== Given information ==
━━━━━━━━━━━━━━━━━━━━

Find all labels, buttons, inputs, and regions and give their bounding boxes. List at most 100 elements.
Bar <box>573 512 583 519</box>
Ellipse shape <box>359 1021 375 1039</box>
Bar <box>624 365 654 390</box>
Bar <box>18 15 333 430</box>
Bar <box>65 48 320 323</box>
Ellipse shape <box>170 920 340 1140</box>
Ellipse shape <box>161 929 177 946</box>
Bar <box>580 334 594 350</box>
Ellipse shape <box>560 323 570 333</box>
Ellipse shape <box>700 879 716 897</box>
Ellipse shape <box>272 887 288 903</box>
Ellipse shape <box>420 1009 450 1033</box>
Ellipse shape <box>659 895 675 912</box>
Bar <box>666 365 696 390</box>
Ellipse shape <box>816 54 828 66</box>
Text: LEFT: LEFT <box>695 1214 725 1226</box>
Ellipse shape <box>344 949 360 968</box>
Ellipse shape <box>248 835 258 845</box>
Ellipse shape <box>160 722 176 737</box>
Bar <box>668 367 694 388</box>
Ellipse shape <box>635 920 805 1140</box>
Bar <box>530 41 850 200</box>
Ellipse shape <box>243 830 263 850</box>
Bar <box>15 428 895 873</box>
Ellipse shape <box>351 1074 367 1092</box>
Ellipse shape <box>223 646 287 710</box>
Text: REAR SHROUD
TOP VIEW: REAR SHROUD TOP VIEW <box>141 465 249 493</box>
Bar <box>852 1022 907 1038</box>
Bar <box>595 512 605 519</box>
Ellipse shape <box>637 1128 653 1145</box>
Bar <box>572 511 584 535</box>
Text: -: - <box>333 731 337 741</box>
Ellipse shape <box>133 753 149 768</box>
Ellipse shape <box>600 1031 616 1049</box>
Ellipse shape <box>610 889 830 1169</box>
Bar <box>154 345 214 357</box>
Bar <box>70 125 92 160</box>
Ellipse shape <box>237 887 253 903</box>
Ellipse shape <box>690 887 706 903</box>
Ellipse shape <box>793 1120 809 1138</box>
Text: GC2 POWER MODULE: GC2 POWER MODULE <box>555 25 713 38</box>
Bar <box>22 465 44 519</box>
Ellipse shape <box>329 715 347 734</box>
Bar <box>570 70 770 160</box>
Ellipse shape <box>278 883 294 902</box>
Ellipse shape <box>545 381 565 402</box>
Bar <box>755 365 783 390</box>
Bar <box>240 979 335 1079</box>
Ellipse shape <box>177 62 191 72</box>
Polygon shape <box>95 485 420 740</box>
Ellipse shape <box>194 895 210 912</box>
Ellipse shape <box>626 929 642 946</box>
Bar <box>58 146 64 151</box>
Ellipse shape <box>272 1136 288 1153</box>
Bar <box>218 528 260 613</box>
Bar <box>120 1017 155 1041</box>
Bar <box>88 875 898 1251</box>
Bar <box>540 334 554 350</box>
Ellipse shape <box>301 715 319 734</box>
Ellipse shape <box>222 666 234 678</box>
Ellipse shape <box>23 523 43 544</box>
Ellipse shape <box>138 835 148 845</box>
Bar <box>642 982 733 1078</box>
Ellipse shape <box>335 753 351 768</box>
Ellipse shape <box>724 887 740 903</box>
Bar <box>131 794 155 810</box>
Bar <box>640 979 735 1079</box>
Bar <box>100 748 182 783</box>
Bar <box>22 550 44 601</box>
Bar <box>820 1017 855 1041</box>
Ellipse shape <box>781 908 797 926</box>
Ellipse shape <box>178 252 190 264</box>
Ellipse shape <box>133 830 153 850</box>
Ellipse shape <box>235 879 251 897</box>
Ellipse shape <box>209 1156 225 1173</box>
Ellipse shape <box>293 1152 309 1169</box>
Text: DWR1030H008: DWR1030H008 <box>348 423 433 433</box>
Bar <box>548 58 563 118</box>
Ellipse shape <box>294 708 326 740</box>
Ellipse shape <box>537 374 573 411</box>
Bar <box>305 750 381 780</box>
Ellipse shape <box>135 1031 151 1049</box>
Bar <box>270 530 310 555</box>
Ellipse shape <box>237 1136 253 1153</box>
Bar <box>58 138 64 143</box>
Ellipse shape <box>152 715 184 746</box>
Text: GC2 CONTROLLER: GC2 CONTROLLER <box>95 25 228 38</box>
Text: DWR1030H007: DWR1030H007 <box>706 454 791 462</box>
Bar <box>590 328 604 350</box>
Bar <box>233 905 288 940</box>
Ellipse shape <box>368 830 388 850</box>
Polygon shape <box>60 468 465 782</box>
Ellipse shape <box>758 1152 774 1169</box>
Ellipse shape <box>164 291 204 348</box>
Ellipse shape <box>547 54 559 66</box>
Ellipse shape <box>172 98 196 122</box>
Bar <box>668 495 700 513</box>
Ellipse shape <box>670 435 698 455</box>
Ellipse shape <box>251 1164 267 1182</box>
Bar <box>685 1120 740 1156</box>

━━━━━━━━━━━━━━━━━━━━

== Challenge ==
Quote the records from their first line through the line containing "Ellipse shape <box>344 949 360 968</box>", including that line, with each line unchanged.

== Completed task ==
Find all labels, buttons, inputs, and regions and give their bounding boxes. List at most 100 elements.
Bar <box>573 512 583 519</box>
Ellipse shape <box>359 1021 375 1039</box>
Bar <box>624 365 654 390</box>
Bar <box>18 15 333 430</box>
Bar <box>65 48 320 323</box>
Ellipse shape <box>170 920 340 1140</box>
Ellipse shape <box>161 929 177 946</box>
Bar <box>580 334 594 350</box>
Ellipse shape <box>560 323 570 333</box>
Ellipse shape <box>700 879 716 897</box>
Ellipse shape <box>272 887 288 903</box>
Ellipse shape <box>420 1009 450 1033</box>
Ellipse shape <box>659 895 675 912</box>
Bar <box>666 365 696 390</box>
Ellipse shape <box>816 54 828 66</box>
Text: LEFT: LEFT <box>695 1214 725 1226</box>
Ellipse shape <box>344 949 360 968</box>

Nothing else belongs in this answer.